--- Required task ---
Without the pictures, write out all the lines below exactly as they appear.
++++ Data in this exercise ++++
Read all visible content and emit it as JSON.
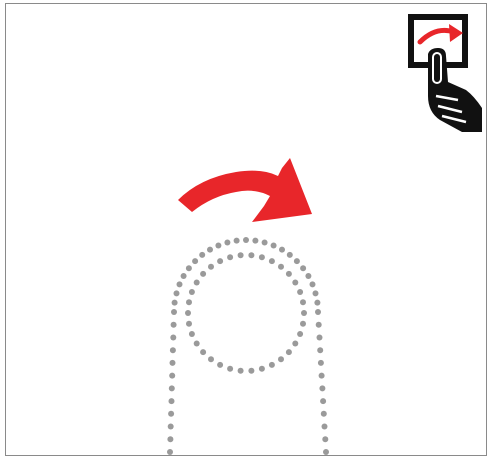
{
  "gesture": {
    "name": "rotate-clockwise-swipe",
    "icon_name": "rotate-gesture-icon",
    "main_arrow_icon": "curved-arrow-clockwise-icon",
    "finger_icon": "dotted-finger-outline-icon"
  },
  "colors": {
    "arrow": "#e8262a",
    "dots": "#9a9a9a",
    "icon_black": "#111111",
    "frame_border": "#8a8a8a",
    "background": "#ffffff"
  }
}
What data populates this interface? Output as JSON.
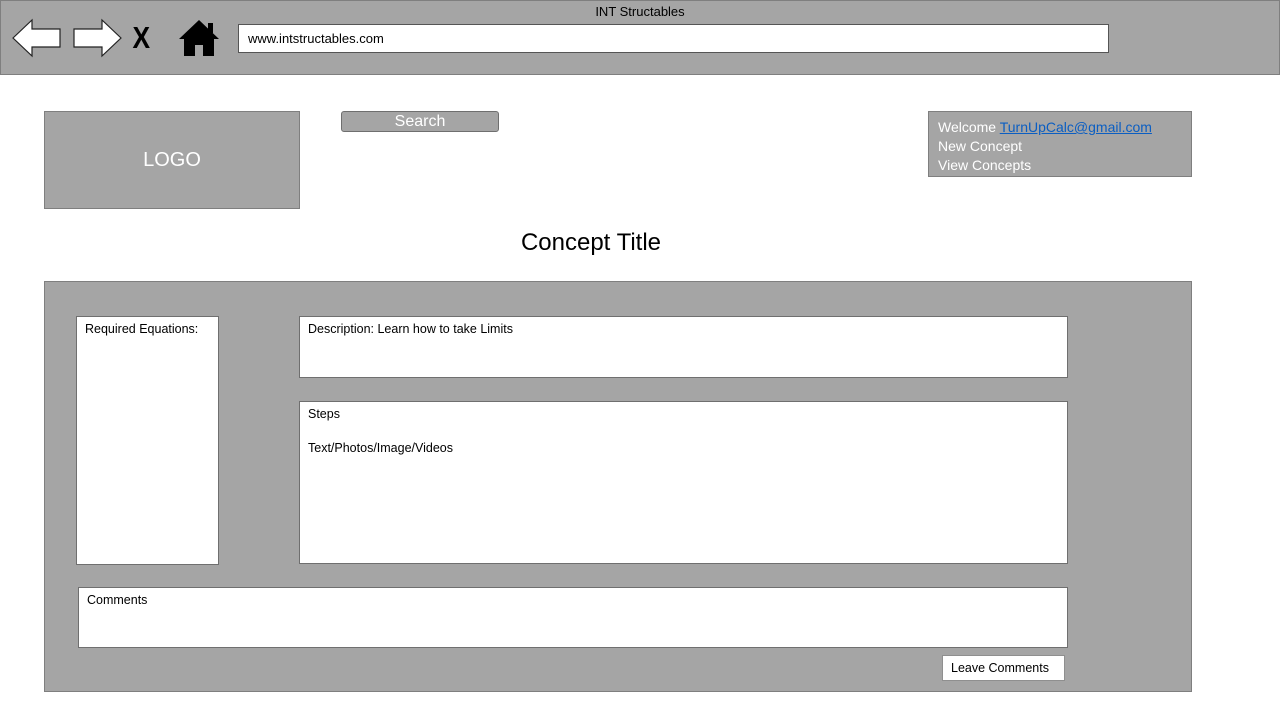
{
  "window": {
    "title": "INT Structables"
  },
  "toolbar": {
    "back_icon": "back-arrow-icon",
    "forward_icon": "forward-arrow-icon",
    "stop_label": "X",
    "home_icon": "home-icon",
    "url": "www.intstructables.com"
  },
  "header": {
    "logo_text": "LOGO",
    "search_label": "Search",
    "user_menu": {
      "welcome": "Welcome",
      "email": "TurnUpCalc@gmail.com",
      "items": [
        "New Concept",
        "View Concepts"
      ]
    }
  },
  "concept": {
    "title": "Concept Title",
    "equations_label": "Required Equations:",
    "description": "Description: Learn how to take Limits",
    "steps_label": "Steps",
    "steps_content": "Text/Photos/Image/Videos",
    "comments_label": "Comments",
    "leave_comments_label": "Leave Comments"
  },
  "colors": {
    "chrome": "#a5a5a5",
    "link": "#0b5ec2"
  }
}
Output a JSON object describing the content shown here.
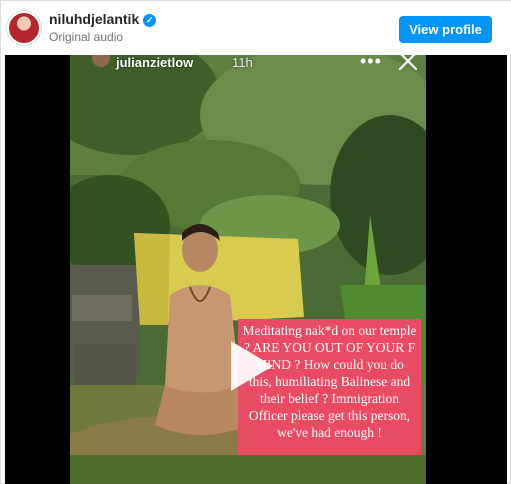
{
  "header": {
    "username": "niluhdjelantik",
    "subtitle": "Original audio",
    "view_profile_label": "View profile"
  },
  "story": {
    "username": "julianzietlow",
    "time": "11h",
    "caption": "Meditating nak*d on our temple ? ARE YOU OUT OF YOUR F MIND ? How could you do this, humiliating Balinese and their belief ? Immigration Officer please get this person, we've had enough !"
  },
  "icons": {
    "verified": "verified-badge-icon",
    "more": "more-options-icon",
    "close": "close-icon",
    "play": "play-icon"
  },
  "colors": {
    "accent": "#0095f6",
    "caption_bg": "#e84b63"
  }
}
++++
--- The result ---
Read all visible content and emit it as JSON.
{
  "gesture": {
    "name": "rotate-clockwise-swipe",
    "icon_name": "rotate-gesture-icon",
    "main_arrow_icon": "curved-arrow-clockwise-icon",
    "finger_icon": "dotted-finger-outline-icon"
  },
  "colors": {
    "arrow": "#e8262a",
    "dots": "#9a9a9a",
    "icon_black": "#111111",
    "frame_border": "#8a8a8a",
    "background": "#ffffff"
  }
}
What data populates this interface? Output as JSON.
{
  "window": {
    "title": "INT Structables"
  },
  "toolbar": {
    "back_icon": "back-arrow-icon",
    "forward_icon": "forward-arrow-icon",
    "stop_label": "X",
    "home_icon": "home-icon",
    "url": "www.intstructables.com"
  },
  "header": {
    "logo_text": "LOGO",
    "search_label": "Search",
    "user_menu": {
      "welcome": "Welcome",
      "email": "TurnUpCalc@gmail.com",
      "items": [
        "New Concept",
        "View Concepts"
      ]
    }
  },
  "concept": {
    "title": "Concept Title",
    "equations_label": "Required Equations:",
    "description": "Description: Learn how to take Limits",
    "steps_label": "Steps",
    "steps_content": "Text/Photos/Image/Videos",
    "comments_label": "Comments",
    "leave_comments_label": "Leave Comments"
  },
  "colors": {
    "chrome": "#a5a5a5",
    "link": "#0b5ec2"
  }
}
Output a JSON object describing the content shown here.
{
  "header": {
    "username": "niluhdjelantik",
    "subtitle": "Original audio",
    "view_profile_label": "View profile"
  },
  "story": {
    "username": "julianzietlow",
    "time": "11h",
    "caption": "Meditating nak*d on our temple ? ARE YOU OUT OF YOUR F MIND ? How could you do this, humiliating Balinese and their belief ? Immigration Officer please get this person, we've had enough !"
  },
  "icons": {
    "verified": "verified-badge-icon",
    "more": "more-options-icon",
    "close": "close-icon",
    "play": "play-icon"
  },
  "colors": {
    "accent": "#0095f6",
    "caption_bg": "#e84b63"
  }
}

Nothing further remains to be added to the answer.